STATED PROBLEM
Provide an exact copy of the data, excluding the images.
[start]
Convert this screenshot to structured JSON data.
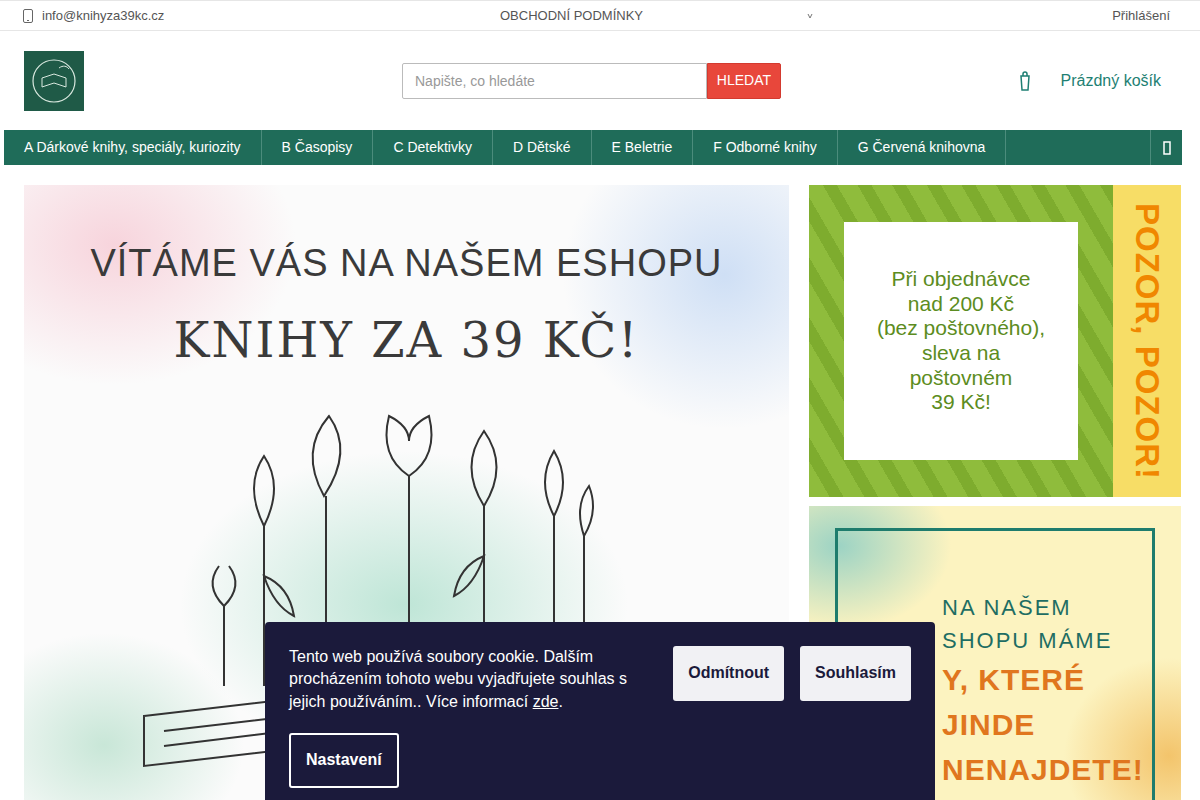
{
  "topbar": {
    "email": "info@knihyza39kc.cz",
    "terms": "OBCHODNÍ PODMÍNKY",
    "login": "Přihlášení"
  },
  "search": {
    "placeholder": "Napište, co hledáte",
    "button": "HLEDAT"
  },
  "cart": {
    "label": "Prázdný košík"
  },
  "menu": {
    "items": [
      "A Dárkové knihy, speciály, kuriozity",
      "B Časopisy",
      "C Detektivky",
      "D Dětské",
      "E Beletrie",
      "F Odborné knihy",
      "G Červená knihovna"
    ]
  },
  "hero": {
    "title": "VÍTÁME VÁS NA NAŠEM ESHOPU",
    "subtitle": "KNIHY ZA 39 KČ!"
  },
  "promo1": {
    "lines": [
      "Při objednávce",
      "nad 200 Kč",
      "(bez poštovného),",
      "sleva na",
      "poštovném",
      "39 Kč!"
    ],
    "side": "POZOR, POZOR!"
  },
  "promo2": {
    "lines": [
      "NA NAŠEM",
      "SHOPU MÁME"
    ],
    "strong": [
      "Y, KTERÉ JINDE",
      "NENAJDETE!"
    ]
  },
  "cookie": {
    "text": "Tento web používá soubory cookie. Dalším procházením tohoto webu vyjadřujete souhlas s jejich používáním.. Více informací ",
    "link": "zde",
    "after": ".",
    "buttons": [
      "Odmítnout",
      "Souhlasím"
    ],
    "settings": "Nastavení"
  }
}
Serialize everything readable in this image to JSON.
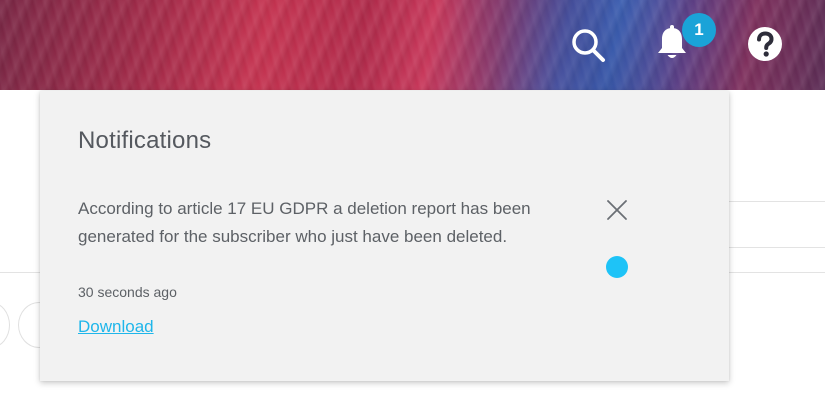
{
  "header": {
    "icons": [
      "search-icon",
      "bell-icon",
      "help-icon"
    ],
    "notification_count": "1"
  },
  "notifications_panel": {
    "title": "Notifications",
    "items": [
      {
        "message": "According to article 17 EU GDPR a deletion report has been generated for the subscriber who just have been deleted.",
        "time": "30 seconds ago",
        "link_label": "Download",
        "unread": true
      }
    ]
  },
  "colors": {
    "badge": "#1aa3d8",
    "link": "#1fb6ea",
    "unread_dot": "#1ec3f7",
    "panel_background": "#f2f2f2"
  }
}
[end]
RESULT OF THE TASK
Convert this screenshot to structured JSON data.
{
  "topbar": {
    "email": "info@knihyza39kc.cz",
    "terms": "OBCHODNÍ PODMÍNKY",
    "login": "Přihlášení"
  },
  "search": {
    "placeholder": "Napište, co hledáte",
    "button": "HLEDAT"
  },
  "cart": {
    "label": "Prázdný košík"
  },
  "menu": {
    "items": [
      "A Dárkové knihy, speciály, kuriozity",
      "B Časopisy",
      "C Detektivky",
      "D Dětské",
      "E Beletrie",
      "F Odborné knihy",
      "G Červená knihovna"
    ]
  },
  "hero": {
    "title": "VÍTÁME VÁS NA NAŠEM ESHOPU",
    "subtitle": "KNIHY ZA 39 KČ!"
  },
  "promo1": {
    "lines": [
      "Při objednávce",
      "nad 200 Kč",
      "(bez poštovného),",
      "sleva na",
      "poštovném",
      "39 Kč!"
    ],
    "side": "POZOR, POZOR!"
  },
  "promo2": {
    "lines": [
      "NA NAŠEM",
      "SHOPU MÁME"
    ],
    "strong": [
      "Y, KTERÉ JINDE",
      "NENAJDETE!"
    ]
  },
  "cookie": {
    "text": "Tento web používá soubory cookie. Dalším procházením tohoto webu vyjadřujete souhlas s jejich používáním.. Více informací ",
    "link": "zde",
    "after": ".",
    "buttons": [
      "Odmítnout",
      "Souhlasím"
    ],
    "settings": "Nastavení"
  }
}
Serialize everything readable in this image to JSON.
{
  "header": {
    "icons": [
      "search-icon",
      "bell-icon",
      "help-icon"
    ],
    "notification_count": "1"
  },
  "notifications_panel": {
    "title": "Notifications",
    "items": [
      {
        "message": "According to article 17 EU GDPR a deletion report has been generated for the subscriber who just have been deleted.",
        "time": "30 seconds ago",
        "link_label": "Download",
        "unread": true
      }
    ]
  },
  "colors": {
    "badge": "#1aa3d8",
    "link": "#1fb6ea",
    "unread_dot": "#1ec3f7",
    "panel_background": "#f2f2f2"
  }
}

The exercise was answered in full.